┌─ Source document
Go to Reviews Main.
     Go to Renku Home.

Higginson Reviews

Maintained by William J. Higginson

Haiku Women Rising

Patricia Donegan and Yoshie Ishibashi, editors and translators, Chiyo-ni: Woman Haiku Master, Charles E. Tuttle Co, 280 pp., $14.95 paperback.

Reviewed by William J. Higginson

"Woman haiku master" may strike our ears a little strangely, but the subtitle of this omnibus volume is more than adequately justified by the riches included herein. Chiyo (-jo or -ni, take your pick) was truly a great haiku master, worthy of study in and for herself and for her pivital role as the best-known woman in the history of Japanese haiku. Here we have not only a representative selection of 100 of her haiku, but the only extant haibun (complete), a substantial section of renku, and, perhaps best of all, a 40-page biography and 20-some pages discussing her art.
└─
*Brief*:
Extract the part of the Chiyo-ni book review from "Higginson Reviews" up to and including "pp., $14.95 paperback.", copying it word for word.
┌─ Information shown
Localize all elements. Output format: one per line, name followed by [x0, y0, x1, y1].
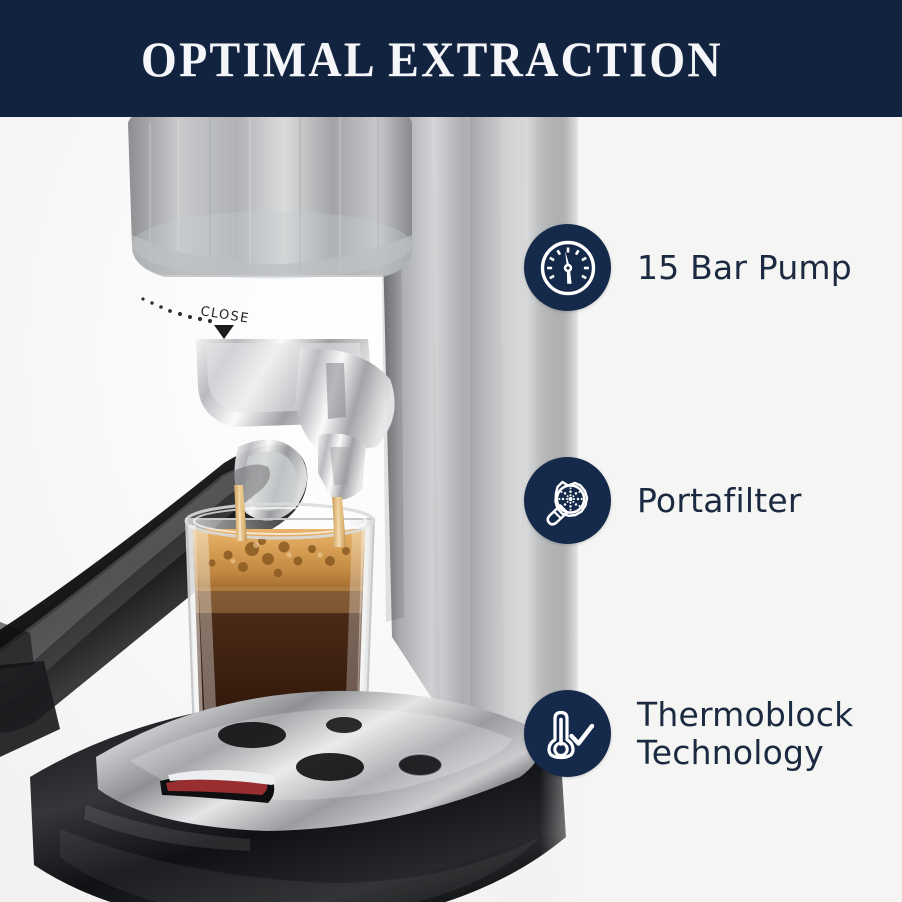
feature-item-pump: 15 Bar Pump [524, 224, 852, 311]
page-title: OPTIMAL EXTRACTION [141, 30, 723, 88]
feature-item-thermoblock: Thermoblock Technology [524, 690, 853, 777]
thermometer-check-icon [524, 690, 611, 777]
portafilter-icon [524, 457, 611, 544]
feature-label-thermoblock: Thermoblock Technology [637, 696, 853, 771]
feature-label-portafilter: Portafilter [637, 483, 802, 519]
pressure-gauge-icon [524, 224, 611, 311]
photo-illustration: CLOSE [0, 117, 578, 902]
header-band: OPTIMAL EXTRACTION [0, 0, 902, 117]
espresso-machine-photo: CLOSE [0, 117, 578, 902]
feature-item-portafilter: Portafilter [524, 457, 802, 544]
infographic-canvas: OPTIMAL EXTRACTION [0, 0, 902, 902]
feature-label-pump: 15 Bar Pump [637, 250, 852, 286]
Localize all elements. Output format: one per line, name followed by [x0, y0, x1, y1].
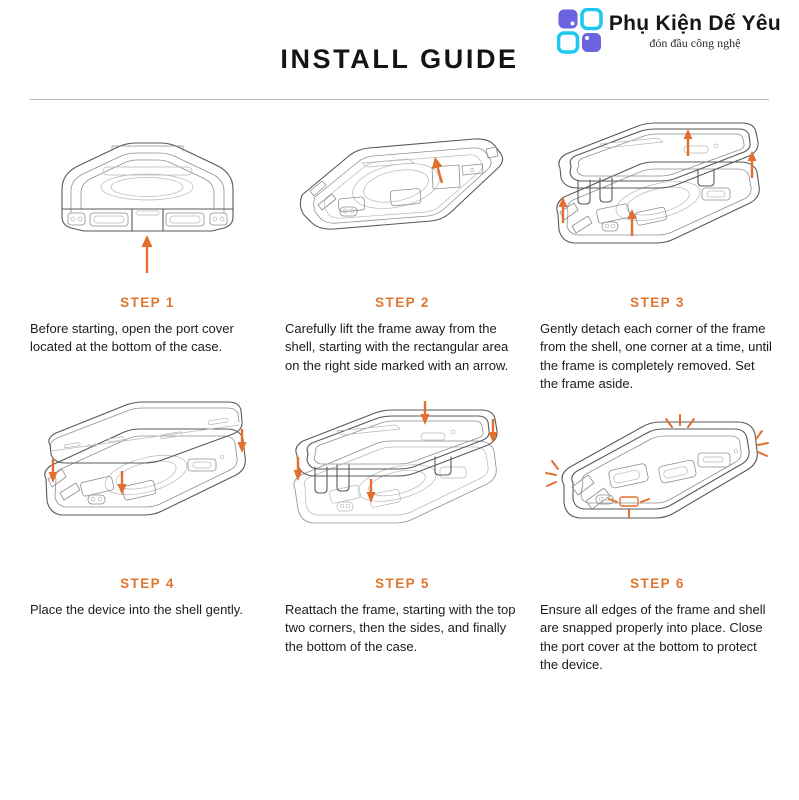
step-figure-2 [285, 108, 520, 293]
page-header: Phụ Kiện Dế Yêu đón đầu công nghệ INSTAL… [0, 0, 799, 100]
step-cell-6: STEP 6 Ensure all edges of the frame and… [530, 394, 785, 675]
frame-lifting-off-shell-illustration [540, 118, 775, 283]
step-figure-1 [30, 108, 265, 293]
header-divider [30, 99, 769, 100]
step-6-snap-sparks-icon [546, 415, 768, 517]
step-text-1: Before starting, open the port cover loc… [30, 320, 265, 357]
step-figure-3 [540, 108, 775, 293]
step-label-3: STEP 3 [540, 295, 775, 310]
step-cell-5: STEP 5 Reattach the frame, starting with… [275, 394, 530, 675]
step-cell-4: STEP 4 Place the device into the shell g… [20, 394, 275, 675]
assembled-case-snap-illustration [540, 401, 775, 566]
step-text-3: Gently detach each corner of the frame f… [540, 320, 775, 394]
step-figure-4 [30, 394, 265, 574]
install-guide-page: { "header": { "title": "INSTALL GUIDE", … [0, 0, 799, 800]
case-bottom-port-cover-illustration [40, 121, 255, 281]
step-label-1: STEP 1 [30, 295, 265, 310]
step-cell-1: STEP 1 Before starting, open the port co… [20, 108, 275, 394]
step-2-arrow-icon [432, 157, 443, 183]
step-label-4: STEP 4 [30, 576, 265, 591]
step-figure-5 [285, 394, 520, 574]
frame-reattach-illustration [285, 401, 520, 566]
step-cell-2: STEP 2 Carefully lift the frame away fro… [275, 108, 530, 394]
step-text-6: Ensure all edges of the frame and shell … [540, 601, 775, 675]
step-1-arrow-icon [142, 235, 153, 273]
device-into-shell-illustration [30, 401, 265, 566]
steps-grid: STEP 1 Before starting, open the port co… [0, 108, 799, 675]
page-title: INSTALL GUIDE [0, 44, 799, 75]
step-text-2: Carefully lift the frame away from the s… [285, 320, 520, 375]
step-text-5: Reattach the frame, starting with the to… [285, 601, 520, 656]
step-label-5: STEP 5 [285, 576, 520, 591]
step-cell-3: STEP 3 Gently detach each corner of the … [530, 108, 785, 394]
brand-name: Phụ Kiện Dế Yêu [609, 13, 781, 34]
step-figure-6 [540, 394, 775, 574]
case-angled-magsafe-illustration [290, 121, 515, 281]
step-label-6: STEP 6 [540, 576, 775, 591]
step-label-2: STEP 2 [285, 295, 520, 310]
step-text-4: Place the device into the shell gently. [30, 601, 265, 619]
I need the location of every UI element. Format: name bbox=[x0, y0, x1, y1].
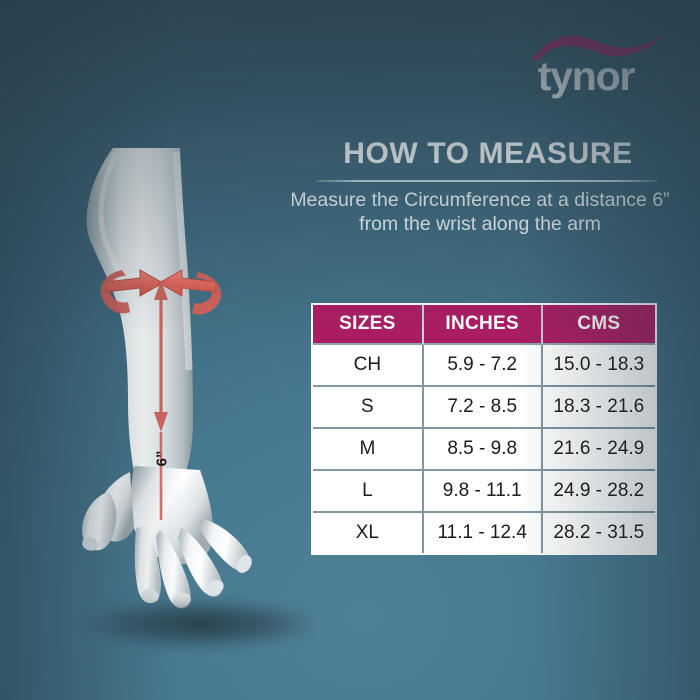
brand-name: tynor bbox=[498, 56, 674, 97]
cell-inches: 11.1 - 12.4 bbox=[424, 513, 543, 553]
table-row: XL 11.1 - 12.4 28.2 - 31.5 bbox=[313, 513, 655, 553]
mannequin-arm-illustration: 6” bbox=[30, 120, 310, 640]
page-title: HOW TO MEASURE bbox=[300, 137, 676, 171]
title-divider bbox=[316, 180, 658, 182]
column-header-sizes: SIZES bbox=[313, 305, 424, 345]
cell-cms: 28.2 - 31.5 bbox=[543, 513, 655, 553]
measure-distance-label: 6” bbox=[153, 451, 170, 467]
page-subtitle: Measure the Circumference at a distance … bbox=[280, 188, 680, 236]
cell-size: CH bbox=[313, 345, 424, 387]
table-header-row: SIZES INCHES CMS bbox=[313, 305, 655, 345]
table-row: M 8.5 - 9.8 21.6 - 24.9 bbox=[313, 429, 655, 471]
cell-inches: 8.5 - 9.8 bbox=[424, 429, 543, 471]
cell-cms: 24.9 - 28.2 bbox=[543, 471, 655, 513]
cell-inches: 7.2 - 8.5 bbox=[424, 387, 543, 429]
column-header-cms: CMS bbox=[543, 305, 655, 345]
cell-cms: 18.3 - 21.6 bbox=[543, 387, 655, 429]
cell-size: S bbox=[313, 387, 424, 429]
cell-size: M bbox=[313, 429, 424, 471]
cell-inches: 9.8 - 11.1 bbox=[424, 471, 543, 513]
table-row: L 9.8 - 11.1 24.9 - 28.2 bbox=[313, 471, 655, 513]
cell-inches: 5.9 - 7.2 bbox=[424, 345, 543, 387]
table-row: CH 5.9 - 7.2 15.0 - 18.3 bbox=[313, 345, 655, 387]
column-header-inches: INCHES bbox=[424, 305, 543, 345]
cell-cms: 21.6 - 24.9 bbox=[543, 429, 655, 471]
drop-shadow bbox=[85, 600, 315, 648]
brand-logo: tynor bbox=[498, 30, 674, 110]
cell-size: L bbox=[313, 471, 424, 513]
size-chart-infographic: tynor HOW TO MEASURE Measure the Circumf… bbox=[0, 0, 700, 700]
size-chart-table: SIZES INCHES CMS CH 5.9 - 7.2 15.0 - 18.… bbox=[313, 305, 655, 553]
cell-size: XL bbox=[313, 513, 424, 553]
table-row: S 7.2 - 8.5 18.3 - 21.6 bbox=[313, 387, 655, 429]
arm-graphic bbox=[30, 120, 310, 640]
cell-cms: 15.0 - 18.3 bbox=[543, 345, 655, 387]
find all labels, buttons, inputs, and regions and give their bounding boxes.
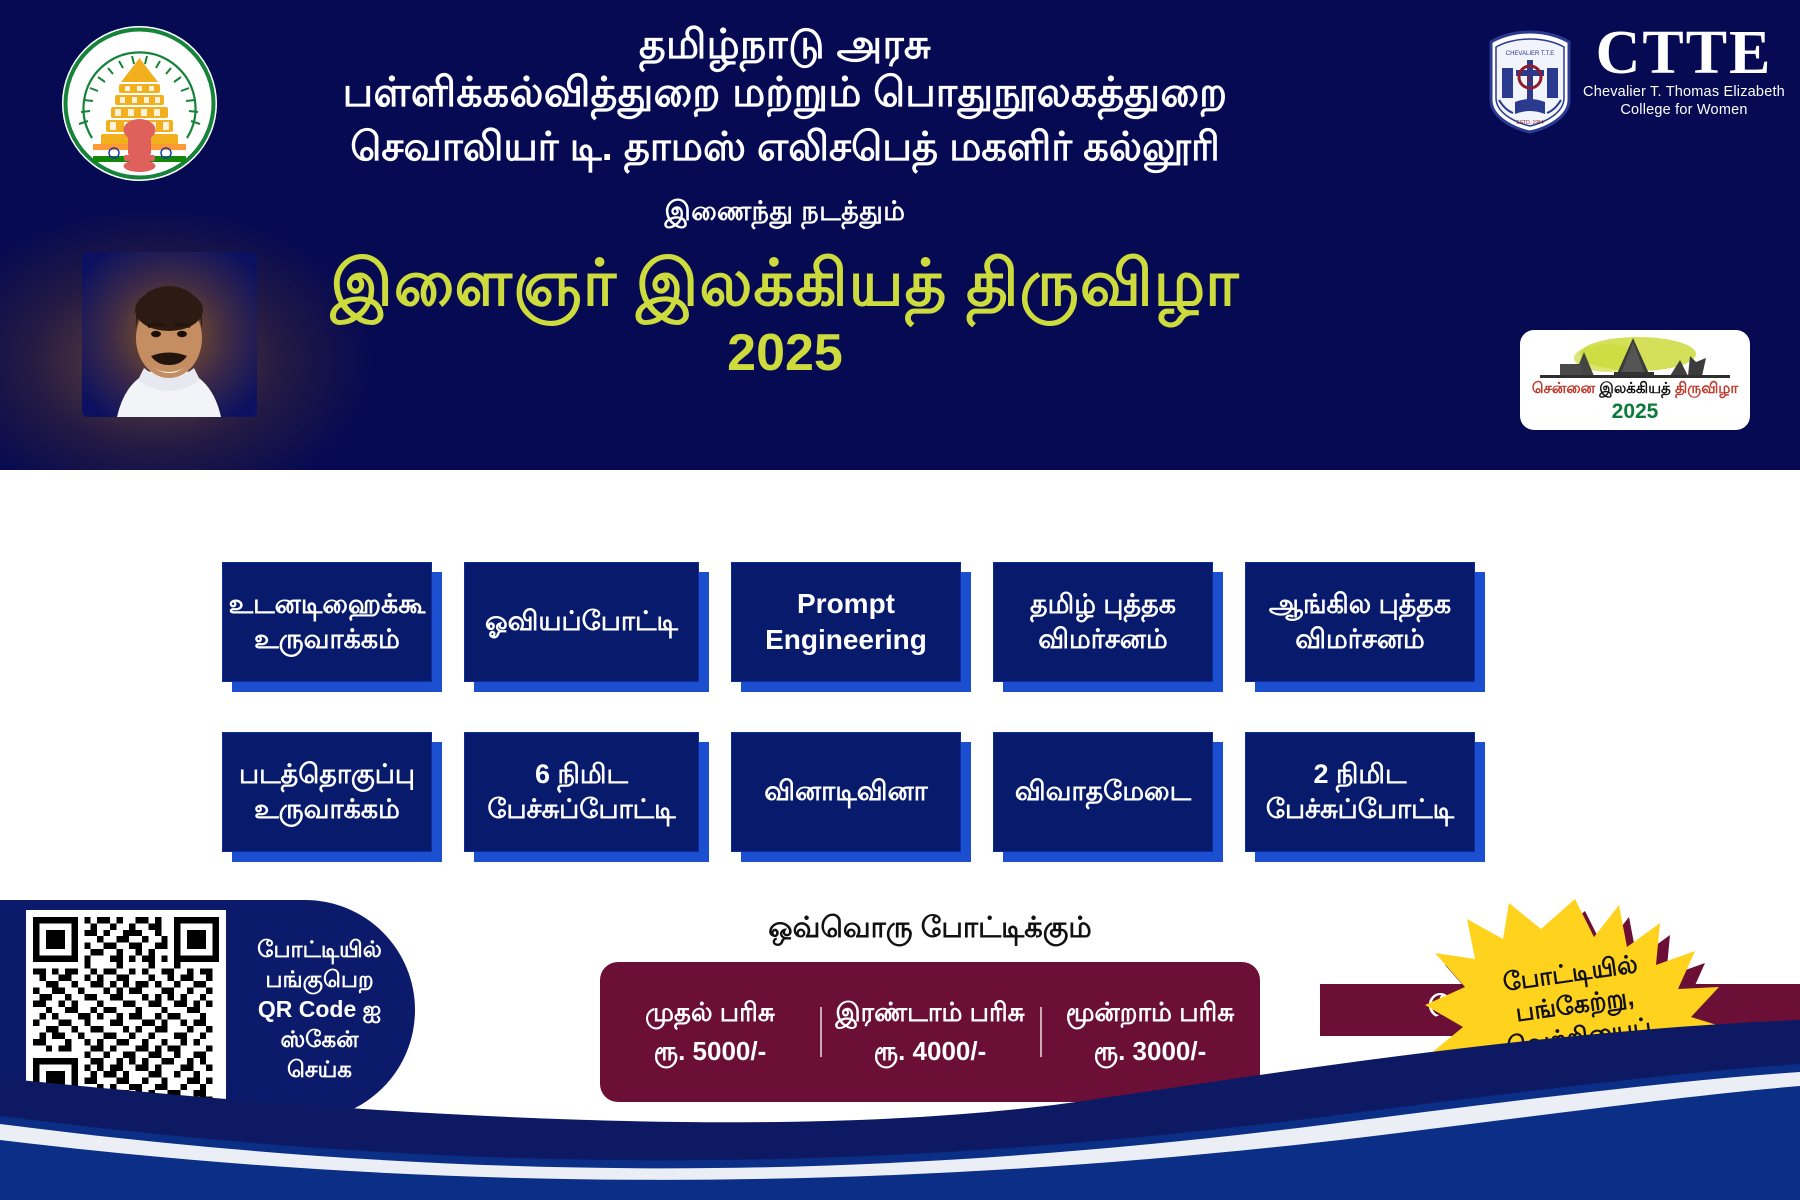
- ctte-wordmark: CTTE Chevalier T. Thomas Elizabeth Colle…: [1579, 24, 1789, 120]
└─
*Finished answer*:
Higginson Reviews

Maintained by William J. Higginson

Haiku Women Rising

Patricia Donegan and Yoshie Ishibashi, editors and translators, Chiyo-ni: Woman Haiku Master, Charles E. Tuttle Co, 280 pp., $14.95 paperback.